[Stored items]

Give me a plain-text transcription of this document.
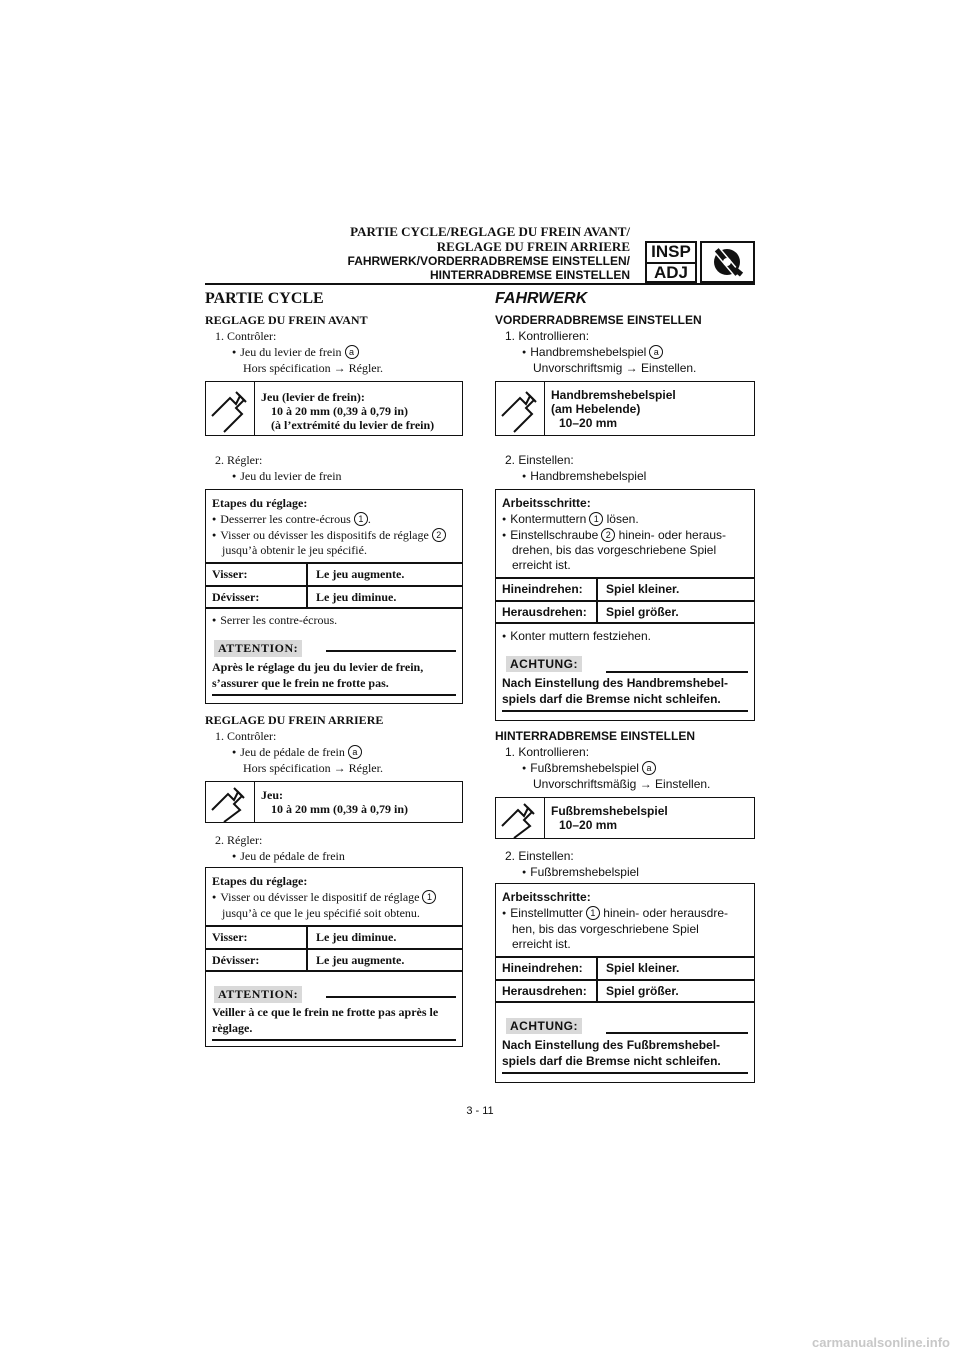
PARTIE CYCLE/REGLAGE DU FREIN AVANT/
REGLAGE DU FREIN ARRIERE
FAHRWERK/VORDERRADBREMSE EINSTELLEN/
HINTERRADBREMSE EINSTELLEN
INSP
ADJ
PARTIE CYCLE
REGLAGE DU FREIN AVANT
1. Contrôler:
● Jeu du levier de frein a
Hors spécification → Régler.
Jeu (levier de frein):
10 à 20 mm (0,39 à 0,79 in)
(à l’extrémité du levier de frein)
2. Régler:
● Jeu du levier de frein
Etapes du réglage:
● Desserrer les contre-écrous 1 .
● Visser ou dévisser les dispositifs de réglage 2
jusqu’à obtenir le jeu spécifié.
Visser:	Le jeu augmente.
Dévisser:	Le jeu diminue.
● Serrer les contre-écrous.
ATTENTION:
Après le réglage du jeu du levier de frein,
s’assurer que le frein ne frotte pas.
REGLAGE DU FREIN ARRIERE
1. Contrôler:
● Jeu de pédale de frein a
Hors spécification → Régler.
Jeu:
10 à 20 mm (0,39 à 0,79 in)
2. Régler:
● Jeu de pédale de frein
Etapes du réglage:
● Visser ou dévisser le dispositif de réglage 1
jusqu’à ce que le jeu spécifié soit obtenu.
Visser:	Le jeu diminue.
Dévisser:	Le jeu augmente.
ATTENTION:
Veiller à ce que le frein ne frotte pas après le
règlage.
FAHRWERK
VORDERRADBREMSE EINSTELLEN
1. Kontrollieren:
● Handbremshebelspiel a
Unvorschriftsmig → Einstellen.
Handbremshebelspiel
(am Hebelende)
10–20 mm
2. Einstellen:
● Handbremshebelspiel
Arbeitsschritte:
● Kontermuttern 1 lösen.
● Einstellschraube 2 hinein- oder heraus-
drehen, bis das vorgeschriebene Spiel
erreicht ist.
Hineindrehen: Spiel kleiner.
Herausdrehen: Spiel größer.
● Konter muttern festziehen.
ACHTUNG:
Nach Einstellung des Handbremshebel-
spiels darf die Bremse nicht schleifen.
HINTERRADBREMSE EINSTELLEN
1. Kontrollieren:
● Fußbremshebelspiel a
Unvorschriftsmäßig → Einstellen.
Fußbremshebelspiel
10–20 mm
2. Einstellen:
● Fußbremshebelspiel
Arbeitsschritte:
● Einstellmutter 1 hinein- oder herausdre-
hen, bis das vorgeschriebene Spiel
erreicht ist.
Hineindrehen: Spiel kleiner.
Herausdrehen: Spiel größer.
ACHTUNG:
Nach Einstellung des Fußbremshebel-
spiels darf die Bremse nicht schleifen.
3 - 11
carmanualsonline.info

• **PROBLEM TO WORK ON**: Extract all the data above exactly, excluding every picture.

• **RESULT**:
Give me a plain-text transcription of this document.
PARTIE CYCLE/REGLAGE DU FREIN AVANT/
REGLAGE DU FREIN ARRIERE
FAHRWERK/VORDERRADBREMSE EINSTELLEN/
HINTERRADBREMSE EINSTELLEN
INSP
ADJ
PARTIE CYCLE
REGLAGE DU FREIN AVANT
1. Contrôler:
● Jeu du levier de frein a
Hors spécification → Régler.
Jeu (levier de frein):
10 à 20 mm (0,39 à 0,79 in)
(à l’extrémité du levier de frein)
2. Régler:
● Jeu du levier de frein
Etapes du réglage:
● Desserrer les contre-écrous 1 .
● Visser ou dévisser les dispositifs de réglage 2
jusqu’à obtenir le jeu spécifié.
Visser:	Le jeu augmente.
Dévisser:	Le jeu diminue.
● Serrer les contre-écrous.
ATTENTION:
Après le réglage du jeu du levier de frein,
s’assurer que le frein ne frotte pas.
REGLAGE DU FREIN ARRIERE
1. Contrôler:
● Jeu de pédale de frein a
Hors spécification → Régler.
Jeu:
10 à 20 mm (0,39 à 0,79 in)
2. Régler:
● Jeu de pédale de frein
Etapes du réglage:
● Visser ou dévisser le dispositif de réglage 1
jusqu’à ce que le jeu spécifié soit obtenu.
Visser:	Le jeu diminue.
Dévisser:	Le jeu augmente.
ATTENTION:
Veiller à ce que le frein ne frotte pas après le
règlage.
FAHRWERK
VORDERRADBREMSE EINSTELLEN
1. Kontrollieren:
● Handbremshebelspiel a
Unvorschriftsmig → Einstellen.
Handbremshebelspiel
(am Hebelende)
10–20 mm
2. Einstellen:
● Handbremshebelspiel
Arbeitsschritte:
● Kontermuttern 1 lösen.
● Einstellschraube 2 hinein- oder heraus-
drehen, bis das vorgeschriebene Spiel
erreicht ist.
Hineindrehen: Spiel kleiner.
Herausdrehen: Spiel größer.
● Konter muttern festziehen.
ACHTUNG:
Nach Einstellung des Handbremshebel-
spiels darf die Bremse nicht schleifen.
HINTERRADBREMSE EINSTELLEN
1. Kontrollieren:
● Fußbremshebelspiel a
Unvorschriftsmäßig → Einstellen.
Fußbremshebelspiel
10–20 mm
2. Einstellen:
● Fußbremshebelspiel
Arbeitsschritte:
● Einstellmutter 1 hinein- oder herausdre-
hen, bis das vorgeschriebene Spiel
erreicht ist.
Hineindrehen: Spiel kleiner.
Herausdrehen: Spiel größer.
ACHTUNG:
Nach Einstellung des Fußbremshebel-
spiels darf die Bremse nicht schleifen.
3 - 11
carmanualsonline.info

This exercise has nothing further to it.